* START *

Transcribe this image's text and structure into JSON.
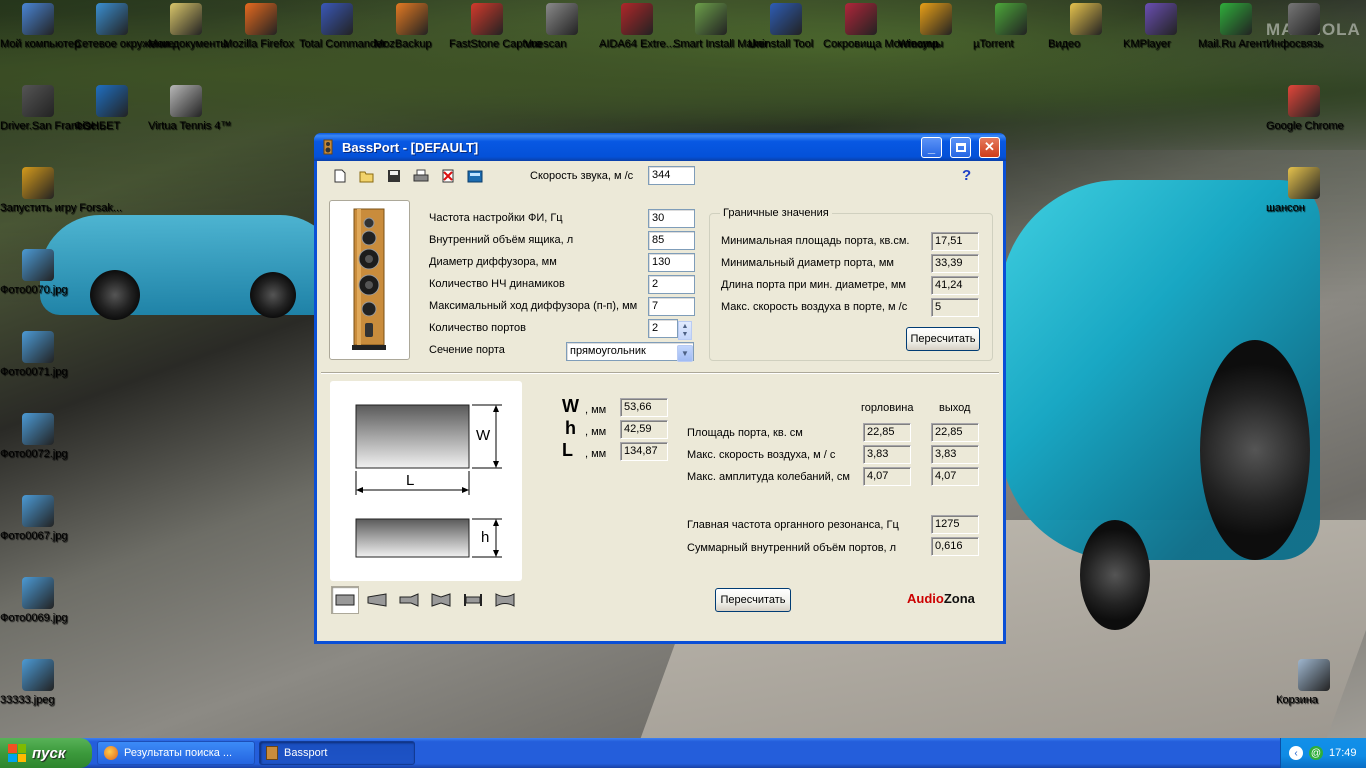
{
  "desktop": {
    "icons": [
      {
        "label": "Мой компьютер",
        "icon": "my-computer-icon",
        "color": "#4a86d6"
      },
      {
        "label": "Сетевое окружение",
        "icon": "network-icon",
        "color": "#3b8fd1"
      },
      {
        "label": "Мои документы",
        "icon": "documents-icon",
        "color": "#d9c66a"
      },
      {
        "label": "Mozilla Firefox",
        "icon": "firefox-icon",
        "color": "#e66a1f"
      },
      {
        "label": "Total Commander",
        "icon": "floppy-icon",
        "color": "#3a58b8"
      },
      {
        "label": "MozBackup",
        "icon": "mozbackup-icon",
        "color": "#e37a23"
      },
      {
        "label": "FastStone Capture",
        "icon": "faststone-icon",
        "color": "#d33a2c"
      },
      {
        "label": "Vuescan",
        "icon": "scanner-icon",
        "color": "#8a8a8a"
      },
      {
        "label": "AIDA64 Extre...",
        "icon": "aida64-icon",
        "color": "#b0272a"
      },
      {
        "label": "Smart Install Maker",
        "icon": "installer-icon",
        "color": "#6ca04a"
      },
      {
        "label": "Uninstall Tool",
        "icon": "uninstall-icon",
        "color": "#2e5db5"
      },
      {
        "label": "Сокровища Монтесумы",
        "icon": "game-icon",
        "color": "#b0263a"
      },
      {
        "label": "Winamp",
        "icon": "winamp-icon",
        "color": "#e8a017"
      },
      {
        "label": "µTorrent",
        "icon": "utorrent-icon",
        "color": "#4ca83a"
      },
      {
        "label": "Видео",
        "icon": "folder-icon",
        "color": "#e6c34d"
      },
      {
        "label": "KMPlayer",
        "icon": "kmplayer-icon",
        "color": "#6a4fb3"
      },
      {
        "label": "Mail.Ru Агент",
        "icon": "mailru-agent-icon",
        "color": "#2fae3b"
      },
      {
        "label": "Инфосвязь",
        "icon": "infosvyaz-icon",
        "color": "#777777"
      },
      {
        "label": "Driver.San Francisc...",
        "icon": "driver-game-icon",
        "color": "#555555"
      },
      {
        "label": "ФОНБЕТ",
        "icon": "fonbet-icon",
        "color": "#1f6fc2"
      },
      {
        "label": "Virtua Tennis 4™",
        "icon": "tennis-game-icon",
        "color": "#b8b8b8"
      },
      {
        "label": "Запустить игру Forsak...",
        "icon": "forsaken-game-icon",
        "color": "#d59b1c"
      },
      {
        "label": "Фото0070.jpg",
        "icon": "image-file-icon",
        "color": "#4c9bd6"
      },
      {
        "label": "Фото0071.jpg",
        "icon": "image-file-icon",
        "color": "#4c9bd6"
      },
      {
        "label": "Фото0072.jpg",
        "icon": "image-file-icon",
        "color": "#4c9bd6"
      },
      {
        "label": "Фото0067.jpg",
        "icon": "image-file-icon",
        "color": "#4c9bd6"
      },
      {
        "label": "Фото0069.jpg",
        "icon": "image-file-icon",
        "color": "#4c9bd6"
      },
      {
        "label": "33333.jpeg",
        "icon": "image-file-icon",
        "color": "#4c9bd6"
      },
      {
        "label": "Google Chrome",
        "icon": "chrome-icon",
        "color": "#e2463a"
      },
      {
        "label": "шансон",
        "icon": "folder-icon",
        "color": "#e6c34d"
      },
      {
        "label": "Корзина",
        "icon": "recycle-bin-icon",
        "color": "#9fb7cf"
      }
    ]
  },
  "window": {
    "title": "BassPort - [DEFAULT]",
    "sound_speed_label": "Скорость звука, м /с",
    "sound_speed_value": "344",
    "help": "?",
    "params": [
      {
        "label": "Частота настройки ФИ, Гц",
        "value": "30"
      },
      {
        "label": "Внутренний объём ящика, л",
        "value": "85"
      },
      {
        "label": "Диаметр диффузора, мм",
        "value": "130"
      },
      {
        "label": "Количество НЧ динамиков",
        "value": "2"
      },
      {
        "label": "Максимальный ход диффузора (п-п), мм",
        "value": "7"
      },
      {
        "label": "Количество портов",
        "value": "2"
      },
      {
        "label": "Сечение порта",
        "value": "прямоугольник"
      }
    ],
    "limits": {
      "title": "Граничные значения",
      "rows": [
        {
          "label": "Минимальная площадь порта, кв.см.",
          "value": "17,51"
        },
        {
          "label": "Минимальный диаметр порта, мм",
          "value": "33,39"
        },
        {
          "label": "Длина порта при мин. диаметре, мм",
          "value": "41,24"
        },
        {
          "label": "Макс. скорость воздуха в порте, м /с",
          "value": "5"
        }
      ],
      "recalc": "Пересчитать"
    },
    "diagram": {
      "w": "W",
      "l": "L",
      "h": "h"
    },
    "dims": [
      {
        "letter": "W",
        "unit": ", мм",
        "value": "53,66"
      },
      {
        "letter": "h",
        "unit": ", мм",
        "value": "42,59"
      },
      {
        "letter": "L",
        "unit": ", мм",
        "value": "134,87"
      }
    ],
    "results": {
      "col_throat": "горловина",
      "col_exit": "выход",
      "rows": [
        {
          "label": "Площадь порта, кв. см",
          "throat": "22,85",
          "exit": "22,85"
        },
        {
          "label": "Макс. скорость воздуха, м / с",
          "throat": "3,83",
          "exit": "3,83"
        },
        {
          "label": "Макс. амплитуда колебаний, см",
          "throat": "4,07",
          "exit": "4,07"
        }
      ],
      "organ_label": "Главная частота органного резонанса, Гц",
      "organ_value": "1275",
      "volume_label": "Суммарный внутренний объём портов, л",
      "volume_value": "0,616"
    },
    "recalc_bottom": "Пересчитать",
    "brand_part1": "Audio",
    "brand_part2": "Zona"
  },
  "taskbar": {
    "start": "пуск",
    "tasks": [
      {
        "label": "Результаты поиска ...",
        "active": false
      },
      {
        "label": "Bassport",
        "active": true
      }
    ],
    "clock": "17:49"
  },
  "watermark": "MAGNOLA"
}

* END *

DESCRIPTION OF THE TASK -
Scan the material line by line and report each one that contains "Количество".

ANSWER -
        "label": "Количество НЧ динамиков",
        "label": "Количество портов",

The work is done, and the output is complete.